*Set task*.
Copy the records below exactly, leaving out any pictures.

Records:
——
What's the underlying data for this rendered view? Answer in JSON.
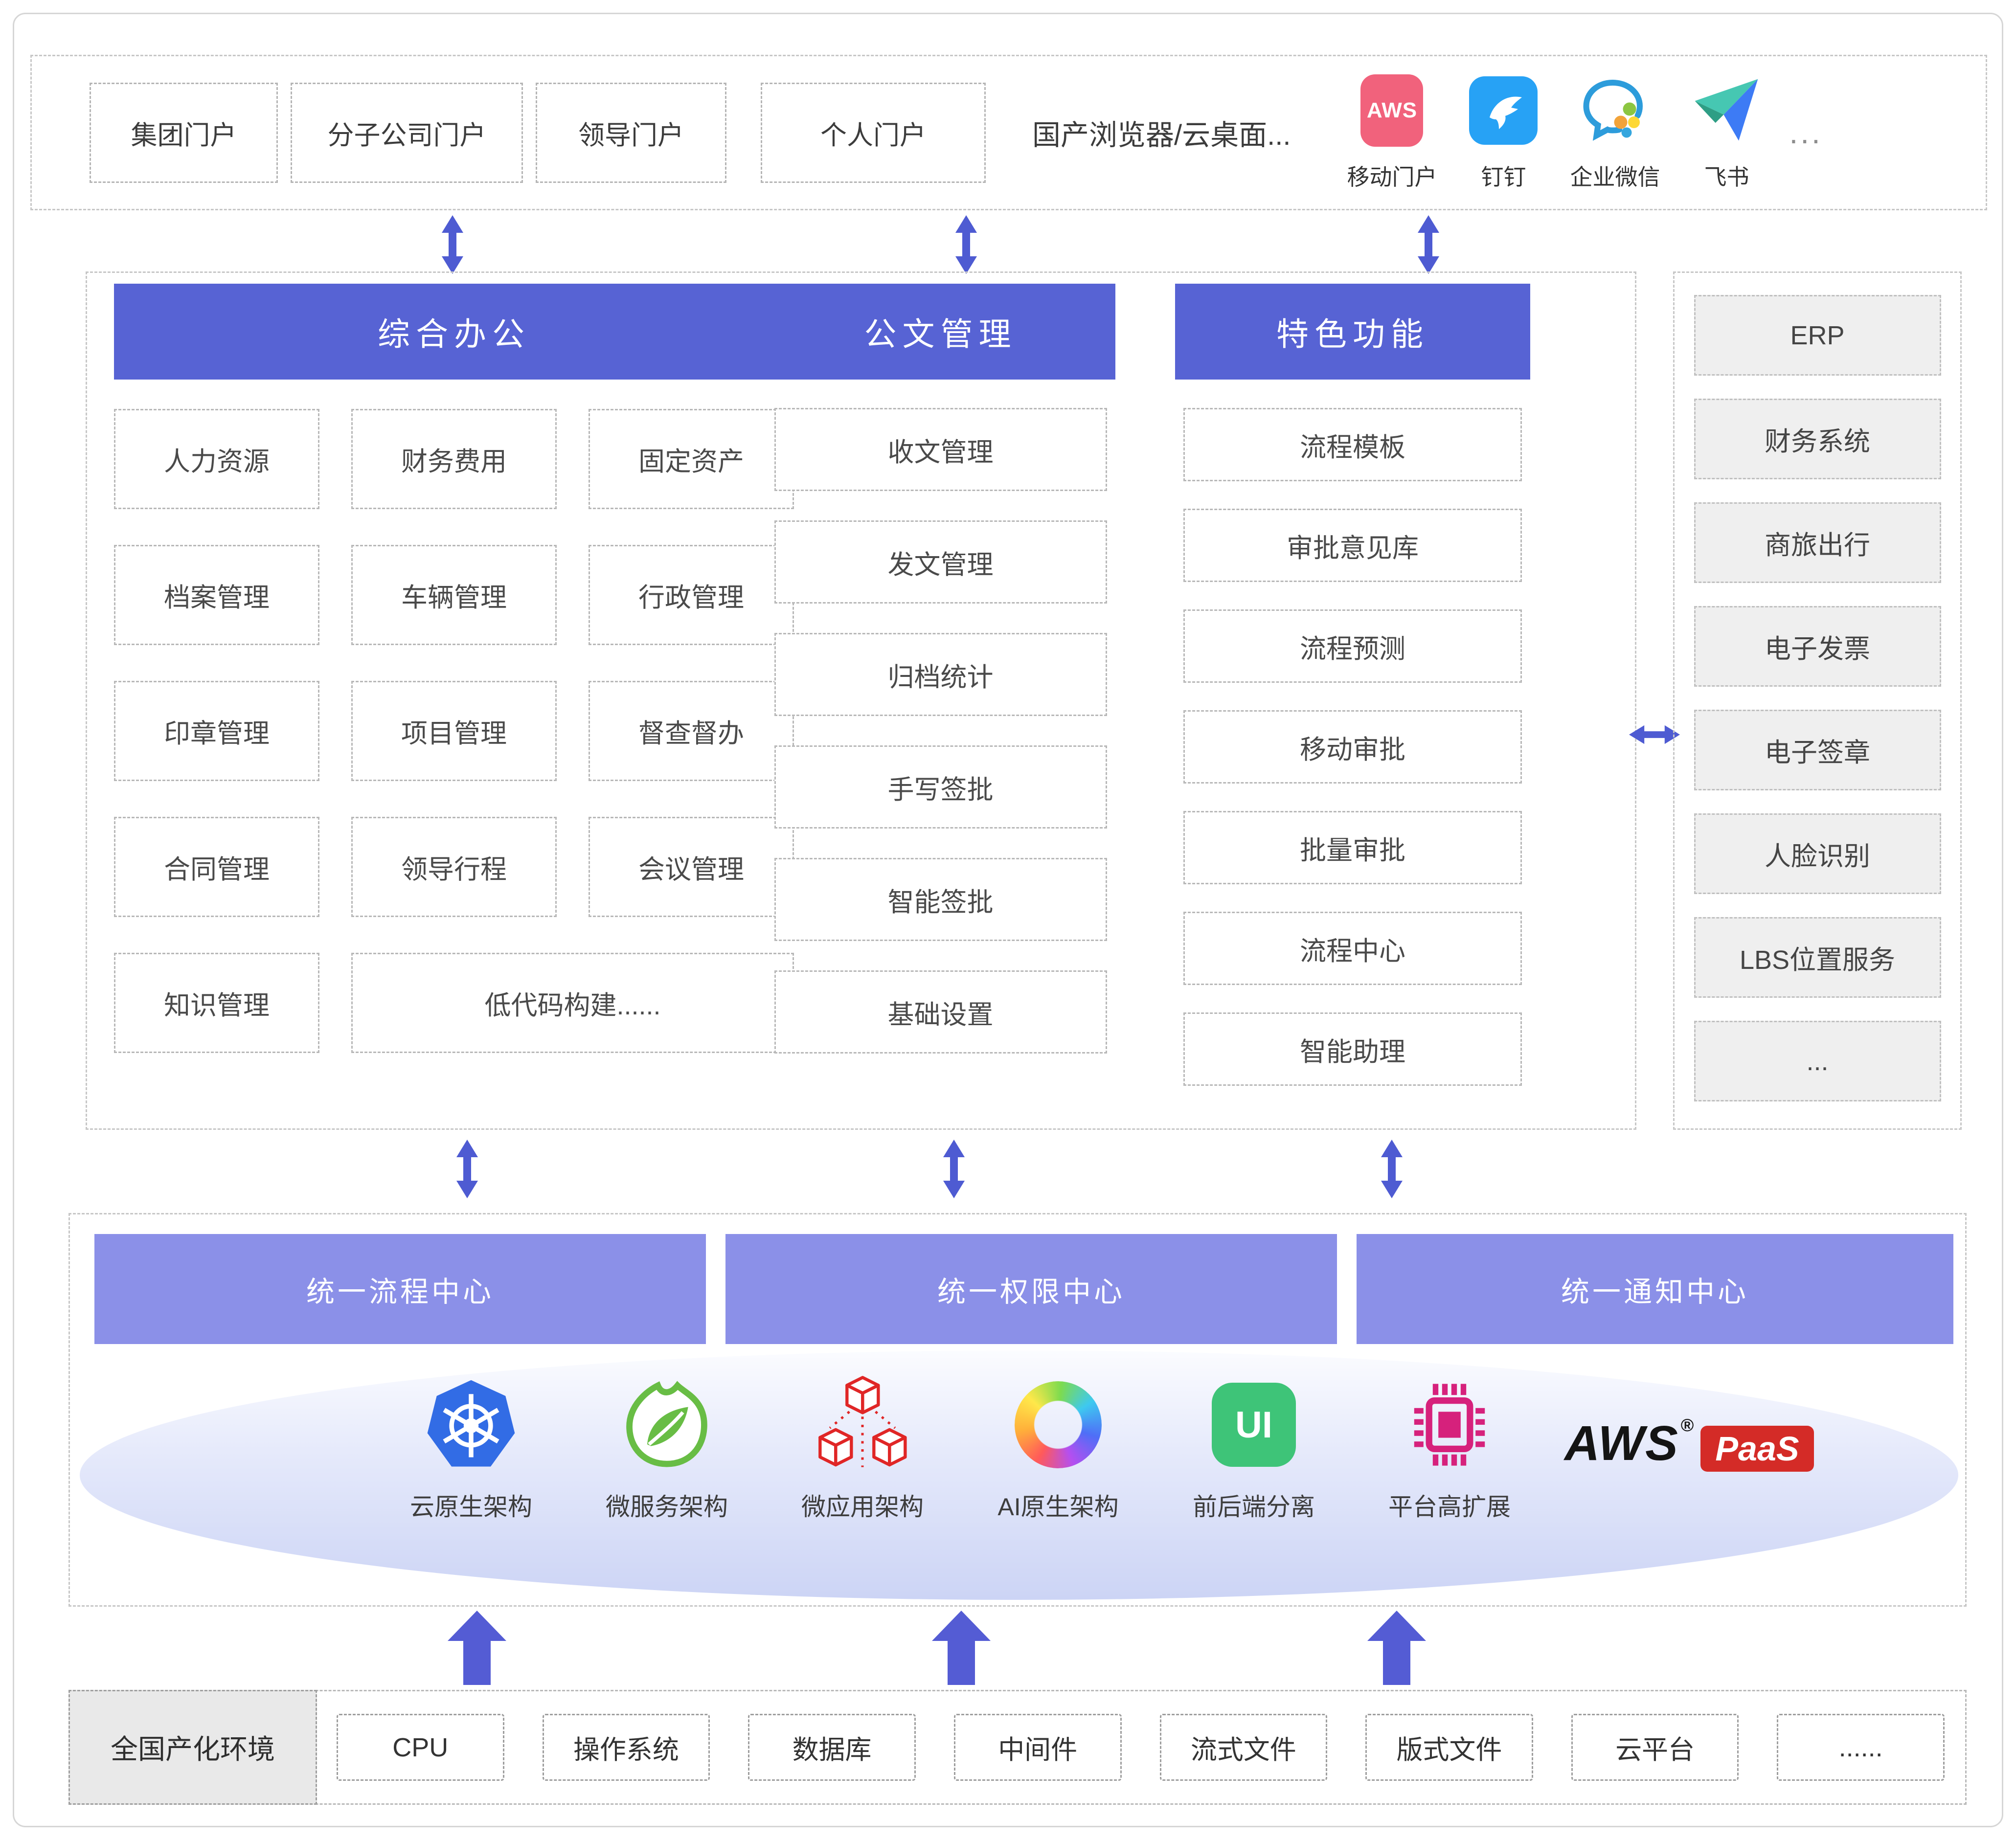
{
  "colors": {
    "accent": "#5763d4",
    "bar": "#8b90e8",
    "arrow": "#4e5bd2",
    "aws_red": "#d42b27",
    "aws_pink": "#f1627c"
  },
  "top": {
    "portals": [
      "集团门户",
      "分子公司门户",
      "领导门户",
      "个人门户"
    ],
    "browser_text": "国产浏览器/云桌面...",
    "apps": [
      {
        "icon": "aws-mobile-icon",
        "icon_text": "AWS",
        "label": "移动门户"
      },
      {
        "icon": "dingtalk-icon",
        "label": "钉钉"
      },
      {
        "icon": "wecom-icon",
        "label": "企业微信"
      },
      {
        "icon": "feishu-icon",
        "label": "飞书"
      }
    ],
    "more": "..."
  },
  "columns": [
    {
      "title": "综合办公",
      "items": [
        "人力资源",
        "财务费用",
        "固定资产",
        "档案管理",
        "车辆管理",
        "行政管理",
        "印章管理",
        "项目管理",
        "督查督办",
        "合同管理",
        "领导行程",
        "会议管理",
        "知识管理",
        "低代码构建......"
      ]
    },
    {
      "title": "公文管理",
      "items": [
        "收文管理",
        "发文管理",
        "归档统计",
        "手写签批",
        "智能签批",
        "基础设置"
      ]
    },
    {
      "title": "特色功能",
      "items": [
        "流程模板",
        "审批意见库",
        "流程预测",
        "移动审批",
        "批量审批",
        "流程中心",
        "智能助理"
      ]
    }
  ],
  "services": {
    "items": [
      "ERP",
      "财务系统",
      "商旅出行",
      "电子发票",
      "电子签章",
      "人脸识别",
      "LBS位置服务",
      "..."
    ]
  },
  "bars": [
    "统一流程中心",
    "统一权限中心",
    "统一通知中心"
  ],
  "platform": {
    "features": [
      {
        "icon": "kubernetes-icon",
        "label": "云原生架构"
      },
      {
        "icon": "spring-icon",
        "label": "微服务架构"
      },
      {
        "icon": "micro-app-cubes-icon",
        "label": "微应用架构"
      },
      {
        "icon": "ai-ring-icon",
        "label": "AI原生架构"
      },
      {
        "icon": "ui-icon",
        "icon_text": "UI",
        "label": "前后端分离"
      },
      {
        "icon": "chip-icon",
        "label": "平台高扩展"
      }
    ],
    "aws_paas": {
      "aws": "AWS",
      "reg": "®",
      "paas": "PaaS"
    }
  },
  "bottom": {
    "env_label": "全国产化环境",
    "items": [
      "CPU",
      "操作系统",
      "数据库",
      "中间件",
      "流式文件",
      "版式文件",
      "云平台",
      "......"
    ]
  }
}
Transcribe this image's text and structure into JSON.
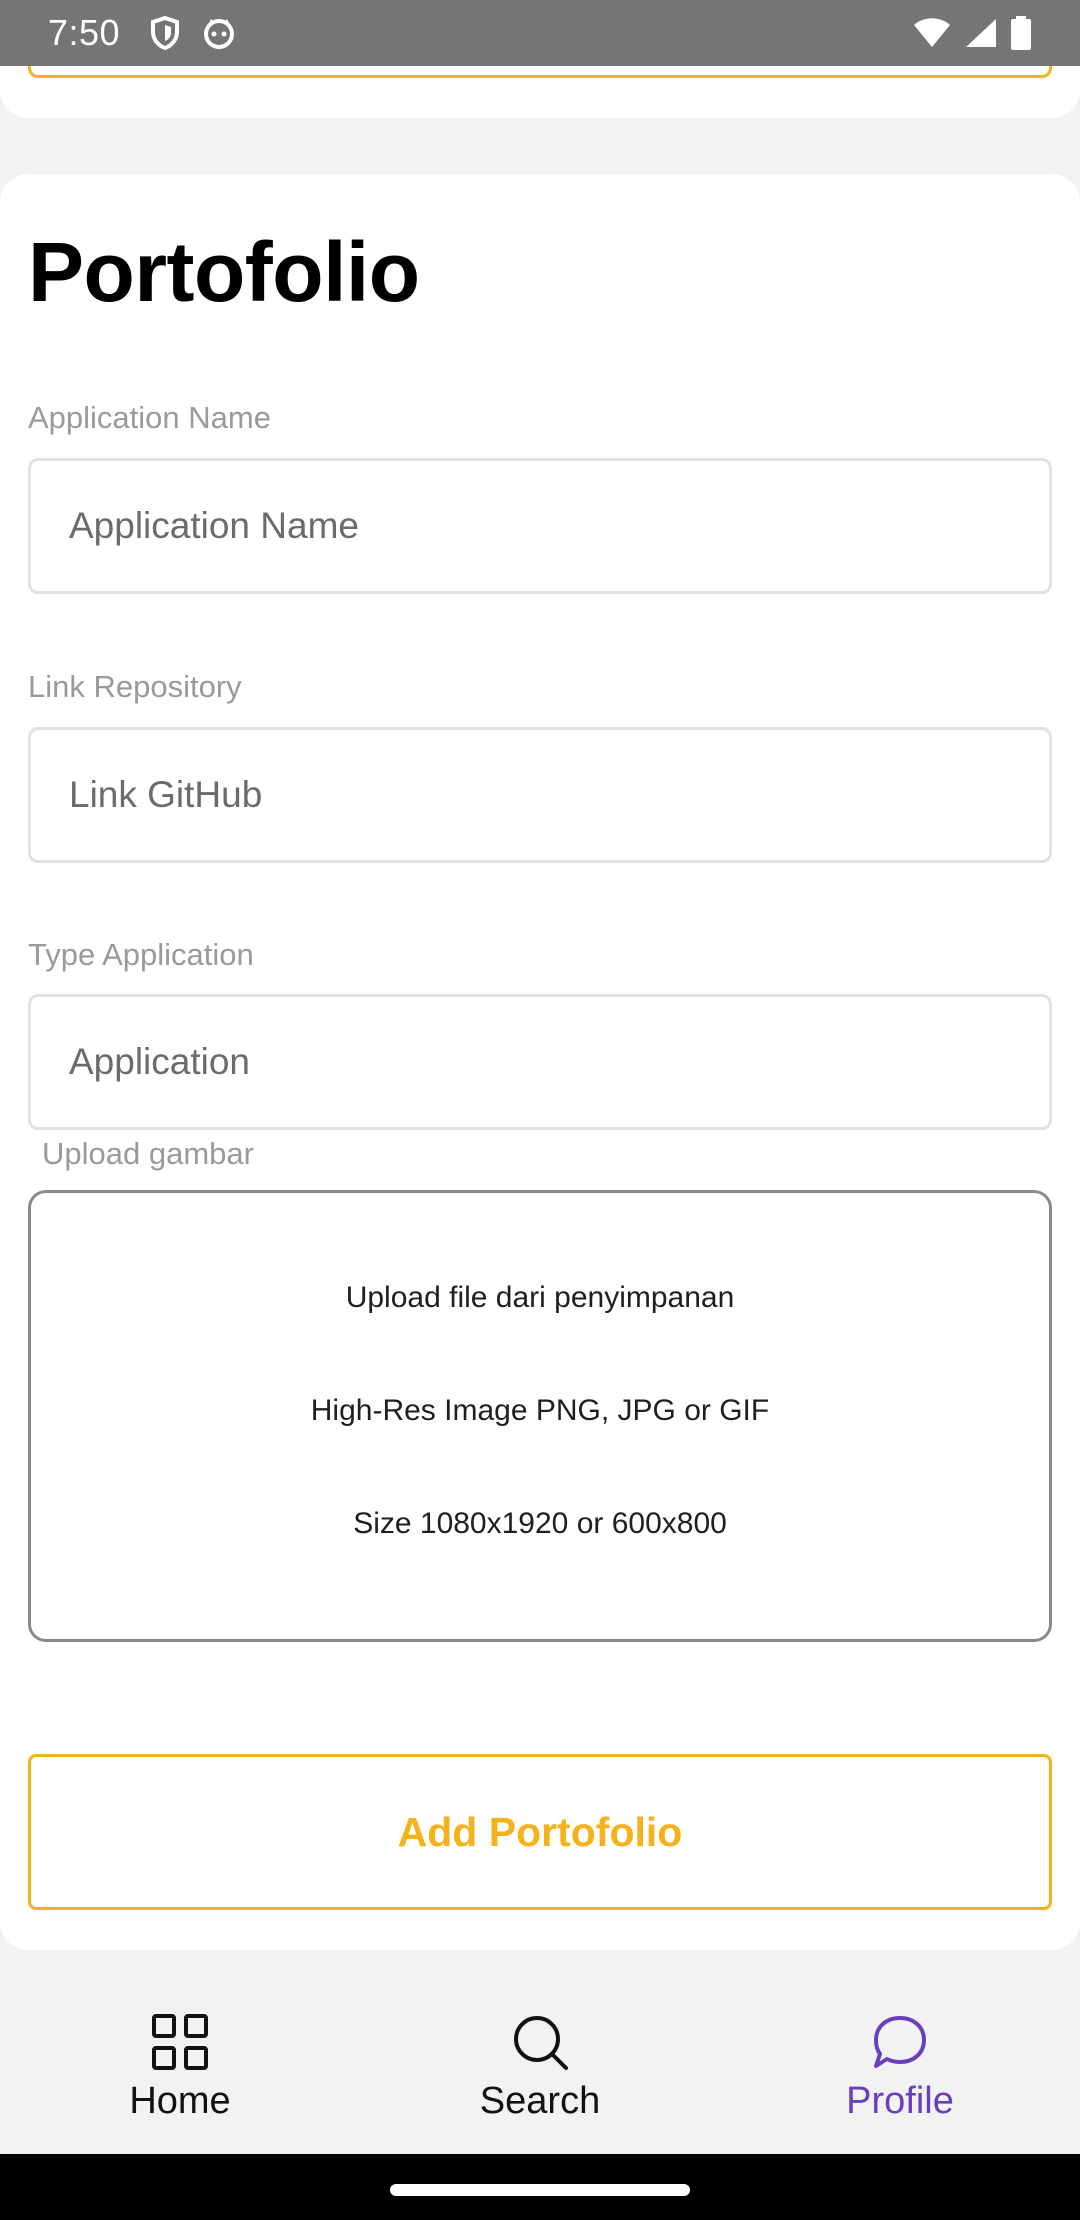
——
*Exercise output*.
What's the underlying data for this rendered view? Answer in JSON.
{
  "colors": {
    "accent": "#5763d4",
    "bar": "#8b90e8",
    "arrow": "#4e5bd2",
    "aws_red": "#d42b27",
    "aws_pink": "#f1627c"
  },
  "top": {
    "portals": [
      "集团门户",
      "分子公司门户",
      "领导门户",
      "个人门户"
    ],
    "browser_text": "国产浏览器/云桌面...",
    "apps": [
      {
        "icon": "aws-mobile-icon",
        "icon_text": "AWS",
        "label": "移动门户"
      },
      {
        "icon": "dingtalk-icon",
        "label": "钉钉"
      },
      {
        "icon": "wecom-icon",
        "label": "企业微信"
      },
      {
        "icon": "feishu-icon",
        "label": "飞书"
      }
    ],
    "more": "..."
  },
  "columns": [
    {
      "title": "综合办公",
      "items": [
        "人力资源",
        "财务费用",
        "固定资产",
        "档案管理",
        "车辆管理",
        "行政管理",
        "印章管理",
        "项目管理",
        "督查督办",
        "合同管理",
        "领导行程",
        "会议管理",
        "知识管理",
        "低代码构建......"
      ]
    },
    {
      "title": "公文管理",
      "items": [
        "收文管理",
        "发文管理",
        "归档统计",
        "手写签批",
        "智能签批",
        "基础设置"
      ]
    },
    {
      "title": "特色功能",
      "items": [
        "流程模板",
        "审批意见库",
        "流程预测",
        "移动审批",
        "批量审批",
        "流程中心",
        "智能助理"
      ]
    }
  ],
  "services": {
    "items": [
      "ERP",
      "财务系统",
      "商旅出行",
      "电子发票",
      "电子签章",
      "人脸识别",
      "LBS位置服务",
      "..."
    ]
  },
  "bars": [
    "统一流程中心",
    "统一权限中心",
    "统一通知中心"
  ],
  "platform": {
    "features": [
      {
        "icon": "kubernetes-icon",
        "label": "云原生架构"
      },
      {
        "icon": "spring-icon",
        "label": "微服务架构"
      },
      {
        "icon": "micro-app-cubes-icon",
        "label": "微应用架构"
      },
      {
        "icon": "ai-ring-icon",
        "label": "AI原生架构"
      },
      {
        "icon": "ui-icon",
        "icon_text": "UI",
        "label": "前后端分离"
      },
      {
        "icon": "chip-icon",
        "label": "平台高扩展"
      }
    ],
    "aws_paas": {
      "aws": "AWS",
      "reg": "®",
      "paas": "PaaS"
    }
  },
  "bottom": {
    "env_label": "全国产化环境",
    "items": [
      "CPU",
      "操作系统",
      "数据库",
      "中间件",
      "流式文件",
      "版式文件",
      "云平台",
      "......"
    ]
  }
}
Transcribe this image's text and structure into JSON.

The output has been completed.